EXERCISE PROMPT
Search the material below for the string "hatch" and extract each line that has it.
++++++
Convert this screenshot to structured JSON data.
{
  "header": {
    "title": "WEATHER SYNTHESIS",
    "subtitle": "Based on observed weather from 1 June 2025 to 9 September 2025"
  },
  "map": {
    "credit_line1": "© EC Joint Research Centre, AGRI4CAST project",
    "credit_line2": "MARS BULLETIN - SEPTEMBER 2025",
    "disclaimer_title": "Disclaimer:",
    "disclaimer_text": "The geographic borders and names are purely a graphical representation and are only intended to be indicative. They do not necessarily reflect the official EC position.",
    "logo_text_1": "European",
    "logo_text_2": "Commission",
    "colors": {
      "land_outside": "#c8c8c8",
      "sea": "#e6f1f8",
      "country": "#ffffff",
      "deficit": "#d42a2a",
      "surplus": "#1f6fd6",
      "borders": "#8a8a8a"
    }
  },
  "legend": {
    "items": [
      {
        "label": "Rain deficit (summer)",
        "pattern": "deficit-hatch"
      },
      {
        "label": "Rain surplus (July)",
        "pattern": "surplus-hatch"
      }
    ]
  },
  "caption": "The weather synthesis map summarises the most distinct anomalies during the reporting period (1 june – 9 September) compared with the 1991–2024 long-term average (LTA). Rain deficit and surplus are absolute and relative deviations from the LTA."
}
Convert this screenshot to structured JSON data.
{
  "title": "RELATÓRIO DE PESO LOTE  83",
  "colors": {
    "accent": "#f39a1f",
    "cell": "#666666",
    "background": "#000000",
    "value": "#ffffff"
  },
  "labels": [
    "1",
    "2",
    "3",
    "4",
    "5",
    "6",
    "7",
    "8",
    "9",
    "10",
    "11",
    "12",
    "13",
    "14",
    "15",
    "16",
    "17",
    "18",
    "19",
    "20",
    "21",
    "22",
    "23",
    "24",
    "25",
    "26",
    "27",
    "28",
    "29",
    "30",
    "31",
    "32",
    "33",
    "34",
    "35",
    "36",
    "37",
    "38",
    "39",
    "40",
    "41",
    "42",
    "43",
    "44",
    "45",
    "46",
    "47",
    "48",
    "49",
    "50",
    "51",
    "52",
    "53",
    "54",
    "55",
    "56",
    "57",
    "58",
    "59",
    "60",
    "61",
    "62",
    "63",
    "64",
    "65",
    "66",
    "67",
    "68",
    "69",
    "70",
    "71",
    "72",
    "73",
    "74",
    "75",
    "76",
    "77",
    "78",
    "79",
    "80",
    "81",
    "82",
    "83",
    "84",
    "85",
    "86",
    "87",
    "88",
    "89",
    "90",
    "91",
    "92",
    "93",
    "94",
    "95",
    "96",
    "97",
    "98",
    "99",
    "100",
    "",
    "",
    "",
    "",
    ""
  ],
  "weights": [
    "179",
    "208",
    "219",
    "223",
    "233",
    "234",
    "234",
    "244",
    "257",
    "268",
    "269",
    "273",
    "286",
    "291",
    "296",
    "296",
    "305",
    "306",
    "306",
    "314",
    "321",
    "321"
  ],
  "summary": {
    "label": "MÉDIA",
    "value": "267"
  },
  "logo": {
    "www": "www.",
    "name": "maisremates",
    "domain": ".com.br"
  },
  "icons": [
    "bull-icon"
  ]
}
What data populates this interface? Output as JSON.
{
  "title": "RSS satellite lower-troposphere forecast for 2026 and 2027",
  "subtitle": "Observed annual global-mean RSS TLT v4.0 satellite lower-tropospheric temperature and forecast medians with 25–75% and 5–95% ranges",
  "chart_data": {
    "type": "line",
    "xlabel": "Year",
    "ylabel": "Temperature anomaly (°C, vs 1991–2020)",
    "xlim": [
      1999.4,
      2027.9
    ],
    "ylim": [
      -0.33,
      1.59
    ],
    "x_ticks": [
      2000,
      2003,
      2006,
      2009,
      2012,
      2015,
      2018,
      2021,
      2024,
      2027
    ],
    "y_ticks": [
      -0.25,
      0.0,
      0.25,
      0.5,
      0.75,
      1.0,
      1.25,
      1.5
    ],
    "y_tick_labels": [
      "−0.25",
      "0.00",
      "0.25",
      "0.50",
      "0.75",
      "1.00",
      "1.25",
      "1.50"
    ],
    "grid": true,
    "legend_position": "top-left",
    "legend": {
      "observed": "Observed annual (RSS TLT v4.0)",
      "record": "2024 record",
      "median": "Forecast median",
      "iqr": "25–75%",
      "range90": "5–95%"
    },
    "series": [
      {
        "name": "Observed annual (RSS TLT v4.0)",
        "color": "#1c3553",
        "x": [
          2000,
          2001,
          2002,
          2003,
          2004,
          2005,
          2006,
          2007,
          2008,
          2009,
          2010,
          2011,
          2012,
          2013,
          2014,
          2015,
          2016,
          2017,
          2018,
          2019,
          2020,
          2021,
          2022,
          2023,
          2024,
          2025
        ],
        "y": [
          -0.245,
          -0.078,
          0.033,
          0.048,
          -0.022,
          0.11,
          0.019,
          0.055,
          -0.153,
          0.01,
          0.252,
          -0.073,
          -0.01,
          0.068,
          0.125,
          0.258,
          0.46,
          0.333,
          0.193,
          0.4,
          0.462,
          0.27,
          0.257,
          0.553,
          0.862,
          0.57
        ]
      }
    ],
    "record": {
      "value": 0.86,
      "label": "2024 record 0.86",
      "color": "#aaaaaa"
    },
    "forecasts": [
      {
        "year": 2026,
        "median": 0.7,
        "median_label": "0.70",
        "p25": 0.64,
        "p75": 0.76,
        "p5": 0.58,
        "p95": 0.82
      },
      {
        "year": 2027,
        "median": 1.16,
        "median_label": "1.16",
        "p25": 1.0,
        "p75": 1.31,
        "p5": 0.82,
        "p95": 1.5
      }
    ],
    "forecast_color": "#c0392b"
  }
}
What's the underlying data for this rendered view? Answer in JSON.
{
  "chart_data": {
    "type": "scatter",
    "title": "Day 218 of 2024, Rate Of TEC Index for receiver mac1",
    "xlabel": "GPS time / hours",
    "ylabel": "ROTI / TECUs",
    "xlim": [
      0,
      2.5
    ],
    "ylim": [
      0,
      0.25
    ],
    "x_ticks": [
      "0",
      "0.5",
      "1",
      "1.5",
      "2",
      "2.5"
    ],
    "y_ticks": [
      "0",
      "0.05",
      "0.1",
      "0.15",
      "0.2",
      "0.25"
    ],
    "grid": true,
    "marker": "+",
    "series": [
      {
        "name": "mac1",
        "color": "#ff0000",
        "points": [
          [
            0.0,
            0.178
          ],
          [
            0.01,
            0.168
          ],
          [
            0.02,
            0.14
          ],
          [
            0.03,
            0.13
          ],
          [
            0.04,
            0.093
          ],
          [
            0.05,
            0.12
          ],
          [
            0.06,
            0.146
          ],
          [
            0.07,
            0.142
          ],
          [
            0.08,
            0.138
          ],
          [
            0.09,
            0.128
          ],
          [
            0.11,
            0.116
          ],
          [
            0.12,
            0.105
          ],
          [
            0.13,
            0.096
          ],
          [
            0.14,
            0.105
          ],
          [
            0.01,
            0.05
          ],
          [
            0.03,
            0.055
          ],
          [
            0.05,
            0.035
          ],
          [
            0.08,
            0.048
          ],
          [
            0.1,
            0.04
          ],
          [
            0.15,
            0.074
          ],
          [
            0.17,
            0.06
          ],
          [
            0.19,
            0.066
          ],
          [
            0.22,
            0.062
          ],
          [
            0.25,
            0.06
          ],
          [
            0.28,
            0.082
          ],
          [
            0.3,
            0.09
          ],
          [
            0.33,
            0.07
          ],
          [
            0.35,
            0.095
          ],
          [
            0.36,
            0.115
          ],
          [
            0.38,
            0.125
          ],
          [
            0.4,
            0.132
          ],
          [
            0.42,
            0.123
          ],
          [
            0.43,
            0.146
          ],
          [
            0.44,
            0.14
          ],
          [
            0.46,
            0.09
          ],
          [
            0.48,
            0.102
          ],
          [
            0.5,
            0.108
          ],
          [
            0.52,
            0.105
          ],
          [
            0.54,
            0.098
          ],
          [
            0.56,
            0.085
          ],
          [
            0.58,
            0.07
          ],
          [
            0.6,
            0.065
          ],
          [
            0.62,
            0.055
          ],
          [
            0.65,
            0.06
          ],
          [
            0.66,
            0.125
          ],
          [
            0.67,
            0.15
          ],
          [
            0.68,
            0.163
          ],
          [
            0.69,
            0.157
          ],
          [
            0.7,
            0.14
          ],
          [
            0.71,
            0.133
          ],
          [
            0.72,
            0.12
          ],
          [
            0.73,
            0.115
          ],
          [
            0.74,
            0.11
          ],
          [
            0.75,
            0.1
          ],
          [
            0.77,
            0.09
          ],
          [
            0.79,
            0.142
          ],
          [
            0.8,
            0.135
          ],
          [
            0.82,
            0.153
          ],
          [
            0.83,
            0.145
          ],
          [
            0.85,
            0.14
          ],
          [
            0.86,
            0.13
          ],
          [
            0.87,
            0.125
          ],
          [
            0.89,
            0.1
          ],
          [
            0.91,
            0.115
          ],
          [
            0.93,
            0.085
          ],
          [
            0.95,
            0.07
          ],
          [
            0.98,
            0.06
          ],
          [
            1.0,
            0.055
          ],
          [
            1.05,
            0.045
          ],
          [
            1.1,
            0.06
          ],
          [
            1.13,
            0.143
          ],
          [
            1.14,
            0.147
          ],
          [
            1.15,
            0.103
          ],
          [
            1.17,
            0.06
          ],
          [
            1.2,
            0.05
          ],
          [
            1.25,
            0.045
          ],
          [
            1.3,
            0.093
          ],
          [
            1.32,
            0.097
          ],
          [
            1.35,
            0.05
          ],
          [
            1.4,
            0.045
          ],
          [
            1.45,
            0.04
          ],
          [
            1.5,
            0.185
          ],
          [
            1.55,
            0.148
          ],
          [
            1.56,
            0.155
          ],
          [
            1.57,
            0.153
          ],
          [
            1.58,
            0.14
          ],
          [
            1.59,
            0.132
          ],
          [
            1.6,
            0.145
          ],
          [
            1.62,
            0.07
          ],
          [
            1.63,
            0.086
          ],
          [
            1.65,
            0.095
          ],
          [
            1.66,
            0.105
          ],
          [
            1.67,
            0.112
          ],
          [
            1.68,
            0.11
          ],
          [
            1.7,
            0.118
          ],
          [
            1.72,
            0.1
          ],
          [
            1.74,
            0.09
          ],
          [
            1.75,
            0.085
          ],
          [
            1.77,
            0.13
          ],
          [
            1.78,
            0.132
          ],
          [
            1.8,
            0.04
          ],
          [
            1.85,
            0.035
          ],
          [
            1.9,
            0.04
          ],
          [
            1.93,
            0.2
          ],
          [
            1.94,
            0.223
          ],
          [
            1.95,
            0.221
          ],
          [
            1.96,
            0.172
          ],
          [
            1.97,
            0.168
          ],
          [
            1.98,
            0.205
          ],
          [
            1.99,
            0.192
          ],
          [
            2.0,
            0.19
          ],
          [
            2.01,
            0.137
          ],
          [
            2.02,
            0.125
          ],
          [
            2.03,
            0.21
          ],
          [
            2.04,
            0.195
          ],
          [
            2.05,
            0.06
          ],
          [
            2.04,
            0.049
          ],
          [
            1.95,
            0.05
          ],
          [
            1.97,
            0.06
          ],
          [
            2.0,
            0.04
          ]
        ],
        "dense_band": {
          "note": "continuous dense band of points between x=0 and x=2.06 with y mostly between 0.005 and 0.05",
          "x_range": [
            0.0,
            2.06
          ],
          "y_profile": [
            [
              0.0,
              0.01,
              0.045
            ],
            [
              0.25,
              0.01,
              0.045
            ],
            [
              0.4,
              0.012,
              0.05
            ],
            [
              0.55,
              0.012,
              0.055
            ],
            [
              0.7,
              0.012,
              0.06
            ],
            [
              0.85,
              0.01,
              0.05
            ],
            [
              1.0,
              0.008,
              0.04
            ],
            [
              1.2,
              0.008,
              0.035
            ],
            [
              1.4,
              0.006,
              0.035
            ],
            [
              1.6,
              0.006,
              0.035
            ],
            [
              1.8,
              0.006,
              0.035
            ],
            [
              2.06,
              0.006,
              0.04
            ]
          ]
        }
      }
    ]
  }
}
++++++
OUTPUT
        "pattern": "deficit-hatch"
        "pattern": "surplus-hatch"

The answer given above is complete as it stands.